[Start of Dataset rows]
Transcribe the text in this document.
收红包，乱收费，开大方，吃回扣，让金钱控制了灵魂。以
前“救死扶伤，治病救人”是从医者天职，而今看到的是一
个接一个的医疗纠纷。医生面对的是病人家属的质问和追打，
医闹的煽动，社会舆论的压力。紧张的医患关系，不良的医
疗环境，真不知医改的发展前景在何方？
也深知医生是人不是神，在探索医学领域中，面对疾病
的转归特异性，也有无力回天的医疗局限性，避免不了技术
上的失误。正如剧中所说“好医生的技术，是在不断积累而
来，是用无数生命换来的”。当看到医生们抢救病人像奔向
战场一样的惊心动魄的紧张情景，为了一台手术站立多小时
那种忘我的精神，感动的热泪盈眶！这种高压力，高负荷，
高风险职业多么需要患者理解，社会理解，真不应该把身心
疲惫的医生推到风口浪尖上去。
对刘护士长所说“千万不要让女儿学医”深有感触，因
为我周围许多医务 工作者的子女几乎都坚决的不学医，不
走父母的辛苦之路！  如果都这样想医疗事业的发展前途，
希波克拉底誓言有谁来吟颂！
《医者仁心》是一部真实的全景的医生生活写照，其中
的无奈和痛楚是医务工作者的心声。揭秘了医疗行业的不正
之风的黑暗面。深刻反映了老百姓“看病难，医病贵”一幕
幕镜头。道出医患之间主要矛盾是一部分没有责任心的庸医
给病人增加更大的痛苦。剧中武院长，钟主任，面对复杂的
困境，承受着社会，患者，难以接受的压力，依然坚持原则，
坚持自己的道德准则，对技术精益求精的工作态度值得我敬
[End of Dataset rows]
» **Goal**
Give the complete listing a second time, exactly as it reads.

» **Response below**
Transcribe the text in this document.
收红包，乱收费，开大方，吃回扣，让金钱控制了灵魂。以
前“救死扶伤，治病救人”是从医者天职，而今看到的是一
个接一个的医疗纠纷。医生面对的是病人家属的质问和追打，
医闹的煽动，社会舆论的压力。紧张的医患关系，不良的医
疗环境，真不知医改的发展前景在何方？
也深知医生是人不是神，在探索医学领域中，面对疾病
的转归特异性，也有无力回天的医疗局限性，避免不了技术
上的失误。正如剧中所说“好医生的技术，是在不断积累而
来，是用无数生命换来的”。当看到医生们抢救病人像奔向
战场一样的惊心动魄的紧张情景，为了一台手术站立多小时
那种忘我的精神，感动的热泪盈眶！这种高压力，高负荷，
高风险职业多么需要患者理解，社会理解，真不应该把身心
疲惫的医生推到风口浪尖上去。
对刘护士长所说“千万不要让女儿学医”深有感触，因
为我周围许多医务 工作者的子女几乎都坚决的不学医，不
走父母的辛苦之路！  如果都这样想医疗事业的发展前途，
希波克拉底誓言有谁来吟颂！
《医者仁心》是一部真实的全景的医生生活写照，其中
的无奈和痛楚是医务工作者的心声。揭秘了医疗行业的不正
之风的黑暗面。深刻反映了老百姓“看病难，医病贵”一幕
幕镜头。道出医患之间主要矛盾是一部分没有责任心的庸医
给病人增加更大的痛苦。剧中武院长，钟主任，面对复杂的
困境，承受着社会，患者，难以接受的压力，依然坚持原则，
坚持自己的道德准则，对技术精益求精的工作态度值得我敬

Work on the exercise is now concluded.